** Short problem **
Each line containing the word "都是位似三角形" needs to be copied.

** Data entries **
■ ■ ■

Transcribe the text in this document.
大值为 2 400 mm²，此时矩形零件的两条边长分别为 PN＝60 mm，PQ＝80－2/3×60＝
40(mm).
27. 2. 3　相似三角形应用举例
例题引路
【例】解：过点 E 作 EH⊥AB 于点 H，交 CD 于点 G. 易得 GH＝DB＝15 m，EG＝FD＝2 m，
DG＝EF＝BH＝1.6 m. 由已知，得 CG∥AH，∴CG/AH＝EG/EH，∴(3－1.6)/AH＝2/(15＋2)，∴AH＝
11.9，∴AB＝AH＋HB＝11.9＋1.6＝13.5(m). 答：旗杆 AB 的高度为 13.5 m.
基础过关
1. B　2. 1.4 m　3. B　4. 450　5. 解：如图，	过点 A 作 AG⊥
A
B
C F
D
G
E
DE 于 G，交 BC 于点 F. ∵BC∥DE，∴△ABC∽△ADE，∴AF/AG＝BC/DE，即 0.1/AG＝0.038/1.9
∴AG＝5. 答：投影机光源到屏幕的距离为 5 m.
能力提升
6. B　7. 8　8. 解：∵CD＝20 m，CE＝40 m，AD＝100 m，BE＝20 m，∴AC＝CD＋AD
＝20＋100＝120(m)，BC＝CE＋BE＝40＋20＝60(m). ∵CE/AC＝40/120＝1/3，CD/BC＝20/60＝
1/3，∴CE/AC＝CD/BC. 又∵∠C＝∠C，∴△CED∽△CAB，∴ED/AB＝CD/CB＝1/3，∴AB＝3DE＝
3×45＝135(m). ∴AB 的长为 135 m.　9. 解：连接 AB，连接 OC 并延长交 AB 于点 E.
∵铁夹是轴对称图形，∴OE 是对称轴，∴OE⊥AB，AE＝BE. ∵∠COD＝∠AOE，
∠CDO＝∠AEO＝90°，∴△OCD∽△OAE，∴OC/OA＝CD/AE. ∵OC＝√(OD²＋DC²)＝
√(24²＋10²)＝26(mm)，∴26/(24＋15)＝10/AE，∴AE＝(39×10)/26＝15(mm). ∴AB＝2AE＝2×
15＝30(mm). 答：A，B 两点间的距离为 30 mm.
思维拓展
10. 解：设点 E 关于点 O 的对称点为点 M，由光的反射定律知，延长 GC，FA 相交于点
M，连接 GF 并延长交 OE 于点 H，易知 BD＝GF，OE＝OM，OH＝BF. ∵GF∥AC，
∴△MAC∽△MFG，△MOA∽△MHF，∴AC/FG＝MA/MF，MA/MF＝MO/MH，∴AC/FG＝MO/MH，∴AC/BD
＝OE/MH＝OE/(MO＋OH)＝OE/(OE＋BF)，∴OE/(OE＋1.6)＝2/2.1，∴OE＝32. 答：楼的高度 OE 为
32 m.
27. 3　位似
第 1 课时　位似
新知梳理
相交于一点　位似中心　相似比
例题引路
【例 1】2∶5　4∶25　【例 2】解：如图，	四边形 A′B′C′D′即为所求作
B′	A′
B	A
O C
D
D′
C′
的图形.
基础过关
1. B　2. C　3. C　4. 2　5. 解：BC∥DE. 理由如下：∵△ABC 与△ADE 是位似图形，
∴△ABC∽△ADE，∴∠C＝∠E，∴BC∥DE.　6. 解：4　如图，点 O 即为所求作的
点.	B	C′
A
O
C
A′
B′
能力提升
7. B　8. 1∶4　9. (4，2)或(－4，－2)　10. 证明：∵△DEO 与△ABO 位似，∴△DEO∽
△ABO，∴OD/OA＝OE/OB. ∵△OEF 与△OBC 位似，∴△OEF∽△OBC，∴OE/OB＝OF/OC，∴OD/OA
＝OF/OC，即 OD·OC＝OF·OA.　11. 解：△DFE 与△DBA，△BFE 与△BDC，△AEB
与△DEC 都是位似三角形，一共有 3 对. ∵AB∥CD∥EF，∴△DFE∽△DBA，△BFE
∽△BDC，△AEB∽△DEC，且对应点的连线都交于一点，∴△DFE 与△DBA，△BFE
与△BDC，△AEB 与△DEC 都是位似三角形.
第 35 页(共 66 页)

■ ■ ■

** Task solution **
与△DEC 都是位似三角形，一共有 3 对. ∵AB∥CD∥EF，∴△DFE∽△DBA，△BFE
与△BDC，△AEB 与△DEC 都是位似三角形.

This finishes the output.